+++ LISTING
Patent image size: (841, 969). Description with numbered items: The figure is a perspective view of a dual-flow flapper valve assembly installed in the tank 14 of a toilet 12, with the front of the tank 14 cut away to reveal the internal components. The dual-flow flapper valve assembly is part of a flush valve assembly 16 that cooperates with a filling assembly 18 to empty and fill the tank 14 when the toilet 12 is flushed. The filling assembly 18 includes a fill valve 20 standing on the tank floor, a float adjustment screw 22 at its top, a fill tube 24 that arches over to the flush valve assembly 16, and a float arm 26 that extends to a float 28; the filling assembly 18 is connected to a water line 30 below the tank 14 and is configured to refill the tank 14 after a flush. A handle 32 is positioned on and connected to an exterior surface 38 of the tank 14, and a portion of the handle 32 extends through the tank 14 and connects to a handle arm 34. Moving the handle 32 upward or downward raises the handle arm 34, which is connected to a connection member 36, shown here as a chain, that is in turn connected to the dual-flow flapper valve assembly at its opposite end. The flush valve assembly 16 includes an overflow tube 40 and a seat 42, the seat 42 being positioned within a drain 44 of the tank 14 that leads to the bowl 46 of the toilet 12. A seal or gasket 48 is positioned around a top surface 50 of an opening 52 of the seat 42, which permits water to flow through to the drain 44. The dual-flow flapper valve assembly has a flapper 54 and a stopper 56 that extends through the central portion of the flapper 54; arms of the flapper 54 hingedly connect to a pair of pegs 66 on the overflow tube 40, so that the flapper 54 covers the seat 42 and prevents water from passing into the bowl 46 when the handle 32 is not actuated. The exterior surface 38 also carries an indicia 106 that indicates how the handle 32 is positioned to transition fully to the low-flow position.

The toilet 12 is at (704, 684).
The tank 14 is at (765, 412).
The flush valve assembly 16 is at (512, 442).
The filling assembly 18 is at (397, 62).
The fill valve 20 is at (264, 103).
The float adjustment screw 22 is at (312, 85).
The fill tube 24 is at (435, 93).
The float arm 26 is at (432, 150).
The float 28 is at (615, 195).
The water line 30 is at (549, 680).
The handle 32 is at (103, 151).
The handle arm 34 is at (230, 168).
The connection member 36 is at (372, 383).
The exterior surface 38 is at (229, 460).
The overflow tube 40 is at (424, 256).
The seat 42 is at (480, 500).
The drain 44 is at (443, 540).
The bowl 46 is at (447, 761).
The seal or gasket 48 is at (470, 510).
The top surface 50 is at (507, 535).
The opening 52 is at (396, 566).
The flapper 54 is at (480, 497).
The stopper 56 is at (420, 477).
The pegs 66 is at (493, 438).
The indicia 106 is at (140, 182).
++++++
(THE PROBLEM)
Reproduce every row above word for word, with no changes.

(THE COMPLETED TASK)
Patent image size: (841, 969). Description with numbered items: The figure is a perspective view of a dual-flow flapper valve assembly installed in the tank 14 of a toilet 12, with the front of the tank 14 cut away to reveal the internal components. The dual-flow flapper valve assembly is part of a flush valve assembly 16 that cooperates with a filling assembly 18 to empty and fill the tank 14 when the toilet 12 is flushed. The filling assembly 18 includes a fill valve 20 standing on the tank floor, a float adjustment screw 22 at its top, a fill tube 24 that arches over to the flush valve assembly 16, and a float arm 26 that extends to a float 28; the filling assembly 18 is connected to a water line 30 below the tank 14 and is configured to refill the tank 14 after a flush. A handle 32 is positioned on and connected to an exterior surface 38 of the tank 14, and a portion of the handle 32 extends through the tank 14 and connects to a handle arm 34. Moving the handle 32 upward or downward raises the handle arm 34, which is connected to a connection member 36, shown here as a chain, that is in turn connected to the dual-flow flapper valve assembly at its opposite end. The flush valve assembly 16 includes an overflow tube 40 and a seat 42, the seat 42 being positioned within a drain 44 of the tank 14 that leads to the bowl 46 of the toilet 12. A seal or gasket 48 is positioned around a top surface 50 of an opening 52 of the seat 42, which permits water to flow through to the drain 44. The dual-flow flapper valve assembly has a flapper 54 and a stopper 56 that extends through the central portion of the flapper 54; arms of the flapper 54 hingedly connect to a pair of pegs 66 on the overflow tube 40, so that the flapper 54 covers the seat 42 and prevents water from passing into the bowl 46 when the handle 32 is not actuated. The exterior surface 38 also carries an indicia 106 that indicates how the handle 32 is positioned to transition fully to the low-flow position.

The toilet 12 is at (704, 684).
The tank 14 is at (765, 412).
The flush valve assembly 16 is at (512, 442).
The filling assembly 18 is at (397, 62).
The fill valve 20 is at (264, 103).
The float adjustment screw 22 is at (312, 85).
The fill tube 24 is at (435, 93).
The float arm 26 is at (432, 150).
The float 28 is at (615, 195).
The water line 30 is at (549, 680).
The handle 32 is at (103, 151).
The handle arm 34 is at (230, 168).
The connection member 36 is at (372, 383).
The exterior surface 38 is at (229, 460).
The overflow tube 40 is at (424, 256).
The seat 42 is at (480, 500).
The drain 44 is at (443, 540).
The bowl 46 is at (447, 761).
The seal or gasket 48 is at (470, 510).
The top surface 50 is at (507, 535).
The opening 52 is at (396, 566).
The flapper 54 is at (480, 497).
The stopper 56 is at (420, 477).
The pegs 66 is at (493, 438).
The indicia 106 is at (140, 182).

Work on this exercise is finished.